EXERCISE -> Work out the number of lines with the word "background" in the material below, then reply with that number only.

AVAILABLE RECORDS ->
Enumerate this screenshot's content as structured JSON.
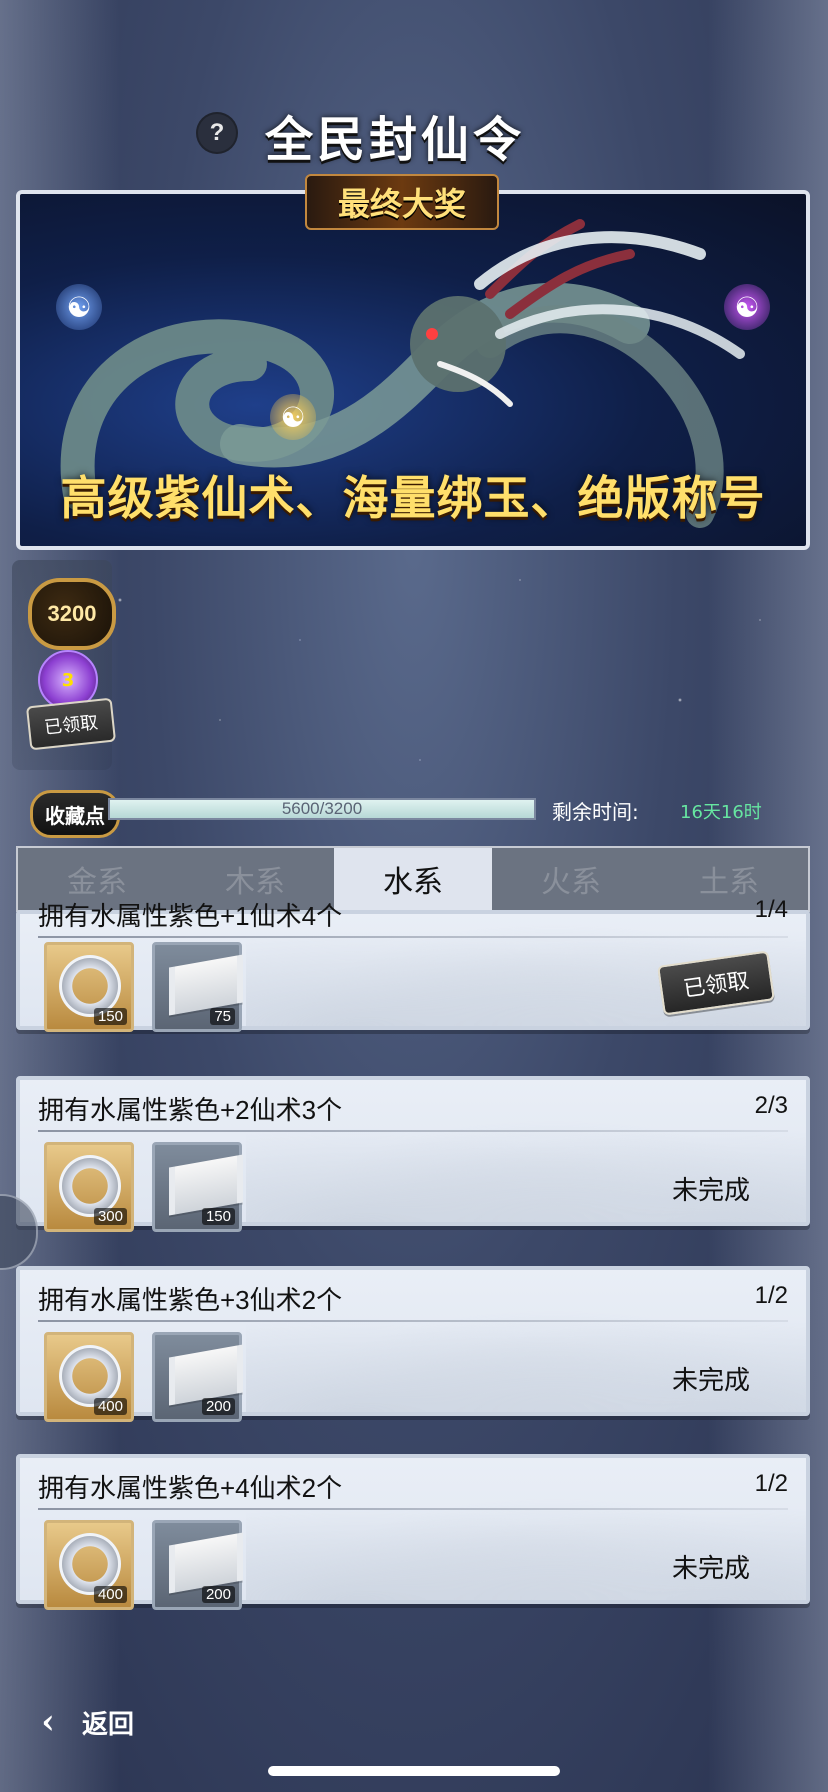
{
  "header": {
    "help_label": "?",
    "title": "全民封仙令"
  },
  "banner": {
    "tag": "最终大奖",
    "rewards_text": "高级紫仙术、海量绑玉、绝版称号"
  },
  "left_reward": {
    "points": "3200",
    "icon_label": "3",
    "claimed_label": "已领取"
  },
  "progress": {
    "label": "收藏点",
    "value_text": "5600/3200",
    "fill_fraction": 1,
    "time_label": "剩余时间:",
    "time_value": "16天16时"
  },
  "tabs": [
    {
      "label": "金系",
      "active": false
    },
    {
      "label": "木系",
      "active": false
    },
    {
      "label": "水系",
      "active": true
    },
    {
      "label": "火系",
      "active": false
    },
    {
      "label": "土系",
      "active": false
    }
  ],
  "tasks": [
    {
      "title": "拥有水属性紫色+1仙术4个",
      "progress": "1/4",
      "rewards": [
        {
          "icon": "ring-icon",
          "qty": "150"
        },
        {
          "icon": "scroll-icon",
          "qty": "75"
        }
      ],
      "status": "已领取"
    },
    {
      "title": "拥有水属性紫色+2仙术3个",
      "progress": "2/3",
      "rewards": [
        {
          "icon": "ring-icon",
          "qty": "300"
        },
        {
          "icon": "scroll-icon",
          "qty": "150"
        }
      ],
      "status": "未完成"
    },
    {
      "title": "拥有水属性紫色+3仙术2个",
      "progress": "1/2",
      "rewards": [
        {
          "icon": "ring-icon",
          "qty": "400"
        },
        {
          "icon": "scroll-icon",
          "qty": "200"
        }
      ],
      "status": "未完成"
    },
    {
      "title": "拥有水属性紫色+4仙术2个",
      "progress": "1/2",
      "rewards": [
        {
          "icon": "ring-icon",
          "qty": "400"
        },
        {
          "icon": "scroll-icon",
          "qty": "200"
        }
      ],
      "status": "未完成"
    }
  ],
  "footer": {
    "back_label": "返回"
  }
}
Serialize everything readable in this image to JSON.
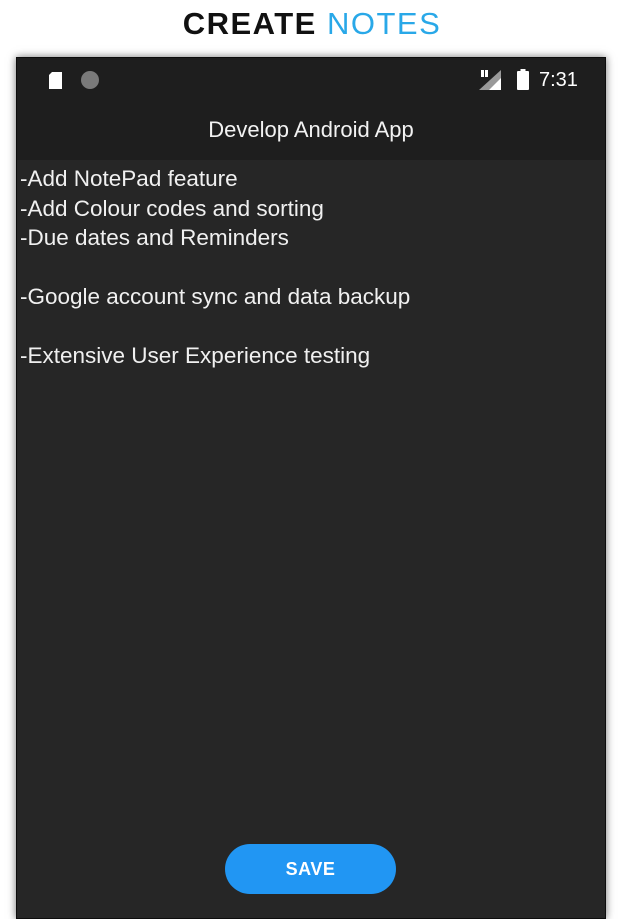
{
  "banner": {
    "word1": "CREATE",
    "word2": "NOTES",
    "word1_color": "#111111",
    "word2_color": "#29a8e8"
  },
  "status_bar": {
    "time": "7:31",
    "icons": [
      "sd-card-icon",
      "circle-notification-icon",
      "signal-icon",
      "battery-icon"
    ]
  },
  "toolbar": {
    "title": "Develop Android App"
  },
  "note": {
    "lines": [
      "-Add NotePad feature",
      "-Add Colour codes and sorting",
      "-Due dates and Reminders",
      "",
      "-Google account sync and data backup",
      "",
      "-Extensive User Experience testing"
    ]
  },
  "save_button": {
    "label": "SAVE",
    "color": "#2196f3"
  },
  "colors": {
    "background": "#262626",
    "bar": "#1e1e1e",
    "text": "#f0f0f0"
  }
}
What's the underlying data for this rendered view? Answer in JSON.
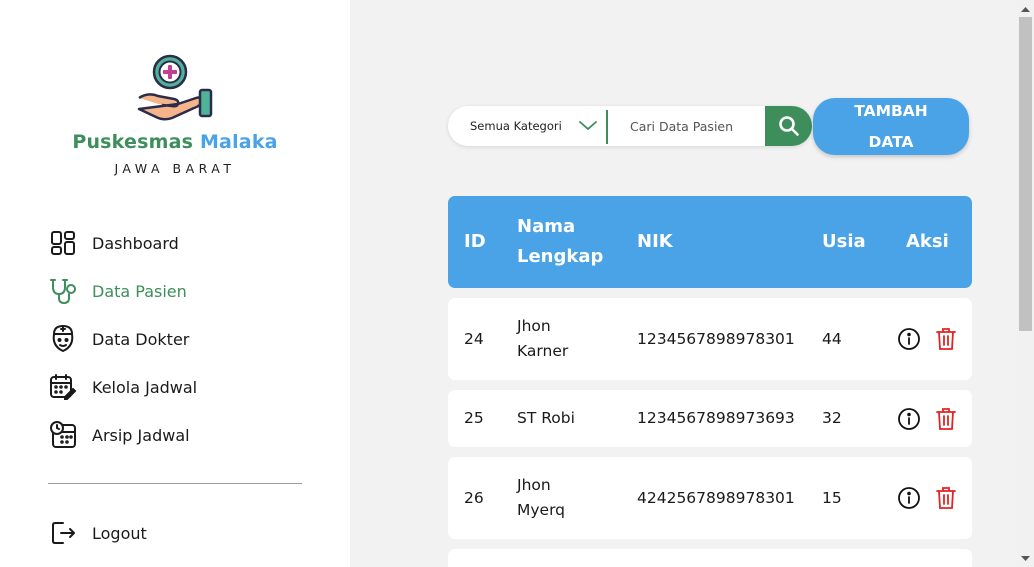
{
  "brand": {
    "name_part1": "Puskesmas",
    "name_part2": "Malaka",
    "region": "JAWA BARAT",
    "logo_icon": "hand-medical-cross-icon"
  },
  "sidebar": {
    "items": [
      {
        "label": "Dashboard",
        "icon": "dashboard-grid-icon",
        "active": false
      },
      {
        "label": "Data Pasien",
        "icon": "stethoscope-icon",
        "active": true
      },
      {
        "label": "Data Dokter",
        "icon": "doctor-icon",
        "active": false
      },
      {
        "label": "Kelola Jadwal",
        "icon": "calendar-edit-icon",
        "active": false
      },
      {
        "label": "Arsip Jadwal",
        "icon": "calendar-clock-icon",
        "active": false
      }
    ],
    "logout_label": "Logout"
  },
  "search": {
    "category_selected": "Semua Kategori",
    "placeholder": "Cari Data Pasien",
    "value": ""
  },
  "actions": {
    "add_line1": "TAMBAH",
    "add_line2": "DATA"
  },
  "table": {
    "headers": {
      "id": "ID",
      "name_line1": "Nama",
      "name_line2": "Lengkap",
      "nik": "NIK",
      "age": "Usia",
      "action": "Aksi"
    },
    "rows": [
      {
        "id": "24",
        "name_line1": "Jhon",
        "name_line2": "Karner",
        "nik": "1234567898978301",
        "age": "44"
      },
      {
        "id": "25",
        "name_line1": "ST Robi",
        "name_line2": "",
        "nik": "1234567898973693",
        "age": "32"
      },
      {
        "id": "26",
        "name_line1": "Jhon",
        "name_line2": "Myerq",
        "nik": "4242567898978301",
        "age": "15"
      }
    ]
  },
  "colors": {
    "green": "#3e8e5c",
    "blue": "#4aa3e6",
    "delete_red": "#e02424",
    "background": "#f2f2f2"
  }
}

CORRECT RESPONSE -> 2